◆ **DATA LINES**
* begin *

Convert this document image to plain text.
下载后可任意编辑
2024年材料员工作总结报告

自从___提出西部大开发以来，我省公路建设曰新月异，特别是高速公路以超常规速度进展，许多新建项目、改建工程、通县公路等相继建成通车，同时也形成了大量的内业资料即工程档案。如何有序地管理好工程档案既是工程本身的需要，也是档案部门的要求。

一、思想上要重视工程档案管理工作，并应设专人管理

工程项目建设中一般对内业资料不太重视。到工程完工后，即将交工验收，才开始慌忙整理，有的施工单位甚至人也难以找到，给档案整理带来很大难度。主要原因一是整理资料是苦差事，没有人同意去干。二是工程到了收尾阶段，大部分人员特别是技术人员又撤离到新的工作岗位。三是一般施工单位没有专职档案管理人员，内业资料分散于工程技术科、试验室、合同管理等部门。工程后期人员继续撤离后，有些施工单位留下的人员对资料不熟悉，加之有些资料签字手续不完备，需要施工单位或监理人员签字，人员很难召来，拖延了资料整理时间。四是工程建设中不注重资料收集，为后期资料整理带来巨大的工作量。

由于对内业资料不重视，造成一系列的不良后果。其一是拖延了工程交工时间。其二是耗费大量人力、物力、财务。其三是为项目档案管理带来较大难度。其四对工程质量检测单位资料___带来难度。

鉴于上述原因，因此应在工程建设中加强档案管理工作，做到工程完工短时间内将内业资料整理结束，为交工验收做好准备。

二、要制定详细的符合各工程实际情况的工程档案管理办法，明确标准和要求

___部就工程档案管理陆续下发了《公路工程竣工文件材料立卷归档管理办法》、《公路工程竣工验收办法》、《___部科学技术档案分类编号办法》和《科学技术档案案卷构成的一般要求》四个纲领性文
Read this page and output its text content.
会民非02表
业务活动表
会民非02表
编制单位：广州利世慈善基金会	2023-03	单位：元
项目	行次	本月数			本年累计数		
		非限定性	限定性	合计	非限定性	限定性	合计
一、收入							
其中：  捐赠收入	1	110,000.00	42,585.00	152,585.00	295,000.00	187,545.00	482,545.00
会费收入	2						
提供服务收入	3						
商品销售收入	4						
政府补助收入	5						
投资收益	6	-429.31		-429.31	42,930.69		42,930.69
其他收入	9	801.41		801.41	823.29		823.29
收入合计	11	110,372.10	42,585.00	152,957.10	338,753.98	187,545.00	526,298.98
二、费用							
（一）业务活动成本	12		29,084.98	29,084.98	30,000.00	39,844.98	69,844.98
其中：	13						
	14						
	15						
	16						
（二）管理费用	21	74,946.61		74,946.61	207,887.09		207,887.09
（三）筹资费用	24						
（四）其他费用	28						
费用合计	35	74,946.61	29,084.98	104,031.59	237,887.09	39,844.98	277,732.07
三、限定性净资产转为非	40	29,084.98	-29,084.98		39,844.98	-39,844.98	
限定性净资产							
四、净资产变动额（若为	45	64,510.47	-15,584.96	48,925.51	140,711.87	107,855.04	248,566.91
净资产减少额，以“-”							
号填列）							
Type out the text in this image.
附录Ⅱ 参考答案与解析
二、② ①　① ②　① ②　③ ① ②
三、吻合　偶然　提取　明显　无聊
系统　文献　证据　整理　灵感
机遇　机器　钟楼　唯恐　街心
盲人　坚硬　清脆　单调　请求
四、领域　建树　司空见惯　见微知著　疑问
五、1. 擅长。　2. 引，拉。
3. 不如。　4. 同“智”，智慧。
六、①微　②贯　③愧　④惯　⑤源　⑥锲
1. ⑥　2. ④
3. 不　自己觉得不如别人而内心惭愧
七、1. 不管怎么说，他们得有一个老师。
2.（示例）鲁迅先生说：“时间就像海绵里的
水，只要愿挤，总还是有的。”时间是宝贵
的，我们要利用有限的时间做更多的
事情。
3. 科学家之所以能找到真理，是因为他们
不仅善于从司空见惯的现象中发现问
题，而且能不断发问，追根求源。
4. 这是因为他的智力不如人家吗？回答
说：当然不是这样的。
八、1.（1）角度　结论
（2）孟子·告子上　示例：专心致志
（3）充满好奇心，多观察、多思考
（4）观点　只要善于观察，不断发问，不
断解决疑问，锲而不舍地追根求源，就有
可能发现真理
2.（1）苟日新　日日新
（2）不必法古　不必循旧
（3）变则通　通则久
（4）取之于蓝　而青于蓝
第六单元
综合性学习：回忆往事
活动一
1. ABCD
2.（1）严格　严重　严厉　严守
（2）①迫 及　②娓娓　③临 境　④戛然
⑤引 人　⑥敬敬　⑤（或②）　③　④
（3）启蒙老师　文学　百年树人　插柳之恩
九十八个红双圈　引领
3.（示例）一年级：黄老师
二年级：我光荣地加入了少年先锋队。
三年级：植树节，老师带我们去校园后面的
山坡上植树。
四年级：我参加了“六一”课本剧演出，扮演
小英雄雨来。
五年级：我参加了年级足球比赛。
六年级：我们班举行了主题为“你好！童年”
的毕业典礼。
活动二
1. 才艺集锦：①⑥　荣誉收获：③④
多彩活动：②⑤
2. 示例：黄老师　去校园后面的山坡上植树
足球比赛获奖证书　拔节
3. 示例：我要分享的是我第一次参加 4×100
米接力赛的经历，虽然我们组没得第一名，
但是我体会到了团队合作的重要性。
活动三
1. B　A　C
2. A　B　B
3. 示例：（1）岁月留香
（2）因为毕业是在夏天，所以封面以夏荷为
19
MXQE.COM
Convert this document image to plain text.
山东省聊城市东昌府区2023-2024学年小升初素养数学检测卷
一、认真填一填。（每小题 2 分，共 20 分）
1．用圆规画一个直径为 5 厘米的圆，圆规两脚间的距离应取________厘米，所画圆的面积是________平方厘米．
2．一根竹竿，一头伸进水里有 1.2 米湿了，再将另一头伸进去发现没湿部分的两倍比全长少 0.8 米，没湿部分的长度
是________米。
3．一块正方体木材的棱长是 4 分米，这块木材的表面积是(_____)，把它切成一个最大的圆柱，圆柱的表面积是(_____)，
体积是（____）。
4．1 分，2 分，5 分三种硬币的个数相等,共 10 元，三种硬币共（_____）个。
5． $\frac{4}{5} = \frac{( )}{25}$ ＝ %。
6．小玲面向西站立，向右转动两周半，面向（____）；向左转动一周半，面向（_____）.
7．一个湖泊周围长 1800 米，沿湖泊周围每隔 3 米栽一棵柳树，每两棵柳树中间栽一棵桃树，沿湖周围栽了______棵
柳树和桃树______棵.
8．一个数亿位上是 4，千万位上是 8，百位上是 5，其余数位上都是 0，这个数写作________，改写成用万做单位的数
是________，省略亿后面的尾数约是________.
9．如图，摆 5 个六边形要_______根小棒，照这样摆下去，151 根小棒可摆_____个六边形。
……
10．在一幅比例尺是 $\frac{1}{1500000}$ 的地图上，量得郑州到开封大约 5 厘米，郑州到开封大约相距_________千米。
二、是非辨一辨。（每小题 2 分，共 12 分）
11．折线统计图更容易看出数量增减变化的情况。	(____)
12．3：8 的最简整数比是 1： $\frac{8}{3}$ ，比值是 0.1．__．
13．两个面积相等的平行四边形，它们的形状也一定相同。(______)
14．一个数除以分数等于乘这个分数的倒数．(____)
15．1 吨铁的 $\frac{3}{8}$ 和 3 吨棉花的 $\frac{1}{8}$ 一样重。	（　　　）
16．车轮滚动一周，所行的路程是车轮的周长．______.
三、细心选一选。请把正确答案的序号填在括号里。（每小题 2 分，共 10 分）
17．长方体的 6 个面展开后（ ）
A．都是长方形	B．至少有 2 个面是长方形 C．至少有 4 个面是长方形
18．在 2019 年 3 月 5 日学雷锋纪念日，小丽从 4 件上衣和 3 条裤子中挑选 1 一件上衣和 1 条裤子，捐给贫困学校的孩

* end *

◆ **SHORT TASK**
Pick out every line with the string "frac" and copy it.

◆ **WRITTEN ANSWER**
5． $\frac{4}{5} = \frac{( )}{25}$ ＝ %。
10．在一幅比例尺是 $\frac{1}{1500000}$ 的地图上，量得郑州到开封大约 5 厘米，郑州到开封大约相距_________千米。
12．3：8 的最简整数比是 1： $\frac{8}{3}$ ，比值是 0.1．__．
15．1 吨铁的 $\frac{3}{8}$ 和 3 吨棉花的 $\frac{1}{8}$ 一样重。	（　　　）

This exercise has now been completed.